Exercise goal:
Filter this data down to the lines that hold "JSON", and copy them.

Available records:
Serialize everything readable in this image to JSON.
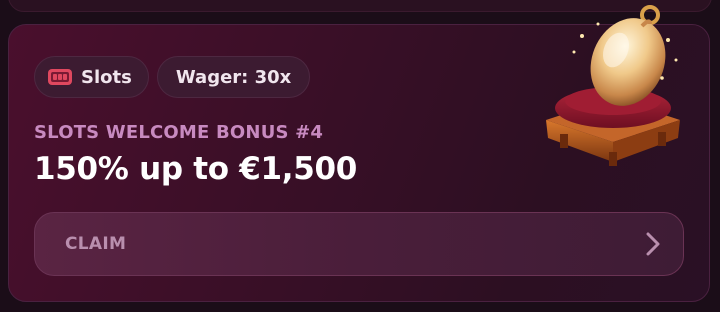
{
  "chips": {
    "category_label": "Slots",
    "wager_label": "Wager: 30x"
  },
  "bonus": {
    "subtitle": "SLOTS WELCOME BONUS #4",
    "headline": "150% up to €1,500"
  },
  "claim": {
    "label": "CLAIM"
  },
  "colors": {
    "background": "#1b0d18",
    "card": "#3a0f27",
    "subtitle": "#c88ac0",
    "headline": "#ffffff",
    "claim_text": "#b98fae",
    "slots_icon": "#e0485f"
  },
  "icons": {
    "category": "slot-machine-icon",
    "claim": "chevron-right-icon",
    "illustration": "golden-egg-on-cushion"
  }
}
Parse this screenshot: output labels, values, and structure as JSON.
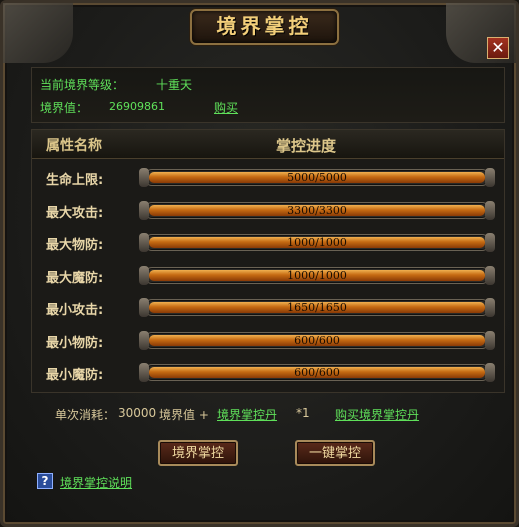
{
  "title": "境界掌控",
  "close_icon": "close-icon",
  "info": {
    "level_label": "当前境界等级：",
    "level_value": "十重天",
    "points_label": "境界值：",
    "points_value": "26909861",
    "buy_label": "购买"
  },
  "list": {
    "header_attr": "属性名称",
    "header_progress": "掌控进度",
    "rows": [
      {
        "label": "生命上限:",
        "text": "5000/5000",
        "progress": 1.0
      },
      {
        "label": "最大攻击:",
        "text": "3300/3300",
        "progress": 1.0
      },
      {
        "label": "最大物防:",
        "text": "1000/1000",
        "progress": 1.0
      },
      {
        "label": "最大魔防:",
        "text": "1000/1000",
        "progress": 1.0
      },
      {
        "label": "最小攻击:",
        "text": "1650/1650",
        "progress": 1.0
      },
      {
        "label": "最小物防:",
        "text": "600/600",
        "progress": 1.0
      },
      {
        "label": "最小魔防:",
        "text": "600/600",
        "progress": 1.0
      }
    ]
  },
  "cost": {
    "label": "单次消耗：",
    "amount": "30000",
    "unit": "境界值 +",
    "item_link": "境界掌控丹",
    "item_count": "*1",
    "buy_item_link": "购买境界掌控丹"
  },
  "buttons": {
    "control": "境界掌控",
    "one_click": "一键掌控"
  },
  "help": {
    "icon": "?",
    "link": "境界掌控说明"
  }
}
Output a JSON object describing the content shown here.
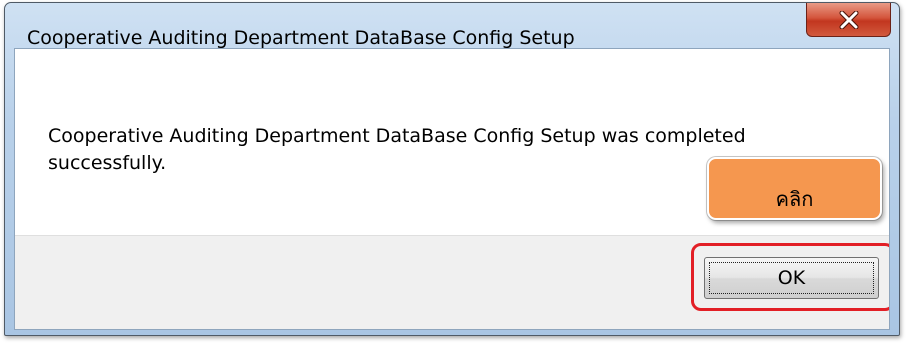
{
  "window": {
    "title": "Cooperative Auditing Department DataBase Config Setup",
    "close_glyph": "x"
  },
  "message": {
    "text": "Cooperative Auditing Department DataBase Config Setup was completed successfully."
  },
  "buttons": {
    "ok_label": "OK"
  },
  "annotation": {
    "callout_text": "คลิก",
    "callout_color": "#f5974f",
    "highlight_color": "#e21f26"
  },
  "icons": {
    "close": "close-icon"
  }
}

...

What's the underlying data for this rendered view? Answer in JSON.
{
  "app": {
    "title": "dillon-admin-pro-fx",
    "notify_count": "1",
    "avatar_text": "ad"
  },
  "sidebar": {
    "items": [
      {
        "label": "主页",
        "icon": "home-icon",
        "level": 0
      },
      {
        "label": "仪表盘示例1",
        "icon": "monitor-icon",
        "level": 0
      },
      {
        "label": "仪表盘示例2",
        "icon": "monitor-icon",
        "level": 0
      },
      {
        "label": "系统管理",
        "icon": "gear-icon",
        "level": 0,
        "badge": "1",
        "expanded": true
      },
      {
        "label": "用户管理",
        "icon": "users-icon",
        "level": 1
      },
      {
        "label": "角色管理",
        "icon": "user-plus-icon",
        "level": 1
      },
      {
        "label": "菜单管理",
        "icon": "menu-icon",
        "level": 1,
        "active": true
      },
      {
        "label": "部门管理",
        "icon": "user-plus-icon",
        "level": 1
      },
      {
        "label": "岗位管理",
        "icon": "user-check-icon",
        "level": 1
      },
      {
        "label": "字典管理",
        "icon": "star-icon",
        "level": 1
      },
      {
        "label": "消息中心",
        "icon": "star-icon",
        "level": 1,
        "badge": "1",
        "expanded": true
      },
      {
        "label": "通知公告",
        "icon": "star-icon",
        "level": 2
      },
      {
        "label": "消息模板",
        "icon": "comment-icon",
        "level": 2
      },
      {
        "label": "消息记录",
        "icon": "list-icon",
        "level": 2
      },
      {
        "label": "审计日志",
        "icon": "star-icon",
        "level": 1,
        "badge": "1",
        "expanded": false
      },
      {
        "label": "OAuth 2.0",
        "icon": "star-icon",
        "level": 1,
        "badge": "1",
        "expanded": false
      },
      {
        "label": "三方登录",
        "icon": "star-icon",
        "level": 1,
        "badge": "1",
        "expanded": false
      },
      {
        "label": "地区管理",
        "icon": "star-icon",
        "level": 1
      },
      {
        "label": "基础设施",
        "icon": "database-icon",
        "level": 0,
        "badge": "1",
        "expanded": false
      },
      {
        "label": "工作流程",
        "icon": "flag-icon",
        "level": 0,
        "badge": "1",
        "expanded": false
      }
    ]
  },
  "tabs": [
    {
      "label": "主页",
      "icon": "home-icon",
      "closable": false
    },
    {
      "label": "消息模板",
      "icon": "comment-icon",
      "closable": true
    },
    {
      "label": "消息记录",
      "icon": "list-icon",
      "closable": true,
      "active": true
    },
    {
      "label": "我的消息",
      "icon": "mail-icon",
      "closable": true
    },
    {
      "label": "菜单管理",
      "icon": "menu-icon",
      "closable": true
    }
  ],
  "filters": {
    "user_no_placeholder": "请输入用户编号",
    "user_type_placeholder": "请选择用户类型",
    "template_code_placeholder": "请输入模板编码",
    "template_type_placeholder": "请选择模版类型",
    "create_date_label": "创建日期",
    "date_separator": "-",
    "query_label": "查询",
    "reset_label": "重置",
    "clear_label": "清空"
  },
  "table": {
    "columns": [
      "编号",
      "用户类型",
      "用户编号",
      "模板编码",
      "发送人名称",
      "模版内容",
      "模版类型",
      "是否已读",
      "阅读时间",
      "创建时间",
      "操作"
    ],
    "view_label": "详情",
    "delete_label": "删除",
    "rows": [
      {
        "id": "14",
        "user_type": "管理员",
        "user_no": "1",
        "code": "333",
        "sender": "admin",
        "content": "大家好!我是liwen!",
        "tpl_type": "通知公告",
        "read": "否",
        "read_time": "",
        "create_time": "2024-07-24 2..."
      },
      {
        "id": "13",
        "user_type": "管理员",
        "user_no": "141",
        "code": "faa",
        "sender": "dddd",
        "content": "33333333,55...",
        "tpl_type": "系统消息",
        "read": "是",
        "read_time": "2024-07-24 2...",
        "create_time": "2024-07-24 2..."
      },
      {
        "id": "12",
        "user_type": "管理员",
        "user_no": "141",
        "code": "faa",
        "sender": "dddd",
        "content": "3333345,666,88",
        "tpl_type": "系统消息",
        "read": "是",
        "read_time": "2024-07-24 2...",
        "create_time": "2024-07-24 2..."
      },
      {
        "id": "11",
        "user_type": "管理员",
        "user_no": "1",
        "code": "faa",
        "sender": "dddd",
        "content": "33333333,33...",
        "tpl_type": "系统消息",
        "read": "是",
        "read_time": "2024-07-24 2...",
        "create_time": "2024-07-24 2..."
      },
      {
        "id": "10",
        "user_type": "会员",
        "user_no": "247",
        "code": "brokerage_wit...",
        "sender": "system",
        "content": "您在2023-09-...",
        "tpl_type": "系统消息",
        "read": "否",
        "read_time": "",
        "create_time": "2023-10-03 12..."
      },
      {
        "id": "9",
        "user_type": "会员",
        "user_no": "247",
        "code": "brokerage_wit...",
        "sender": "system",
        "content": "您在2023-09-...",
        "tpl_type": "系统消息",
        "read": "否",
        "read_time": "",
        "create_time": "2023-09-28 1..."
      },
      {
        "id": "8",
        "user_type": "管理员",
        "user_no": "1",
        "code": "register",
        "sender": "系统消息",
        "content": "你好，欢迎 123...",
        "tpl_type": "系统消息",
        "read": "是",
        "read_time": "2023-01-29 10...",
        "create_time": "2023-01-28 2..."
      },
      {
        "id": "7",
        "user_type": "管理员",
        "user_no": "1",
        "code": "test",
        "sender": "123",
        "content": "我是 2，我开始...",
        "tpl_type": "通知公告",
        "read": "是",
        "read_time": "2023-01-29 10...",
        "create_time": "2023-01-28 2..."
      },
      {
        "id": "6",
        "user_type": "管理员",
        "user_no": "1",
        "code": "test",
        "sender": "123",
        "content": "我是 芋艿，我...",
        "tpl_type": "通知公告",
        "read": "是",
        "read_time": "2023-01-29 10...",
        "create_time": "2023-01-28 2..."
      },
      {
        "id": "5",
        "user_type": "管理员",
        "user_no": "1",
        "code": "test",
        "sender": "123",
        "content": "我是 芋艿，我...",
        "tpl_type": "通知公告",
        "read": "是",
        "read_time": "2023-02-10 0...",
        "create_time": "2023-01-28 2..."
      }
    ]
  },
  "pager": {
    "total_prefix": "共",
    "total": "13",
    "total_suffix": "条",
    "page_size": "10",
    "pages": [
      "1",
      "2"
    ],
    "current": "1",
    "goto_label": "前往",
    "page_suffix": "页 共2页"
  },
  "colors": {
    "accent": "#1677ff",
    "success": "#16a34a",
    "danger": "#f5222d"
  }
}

Response:
Serialize everything readable in this image to JSON.
Parse this screenshot: output labels, values, and structure as JSON.
Output a JSON object describing the content shown here.
What's the underlying data for this rendered view? Answer in JSON.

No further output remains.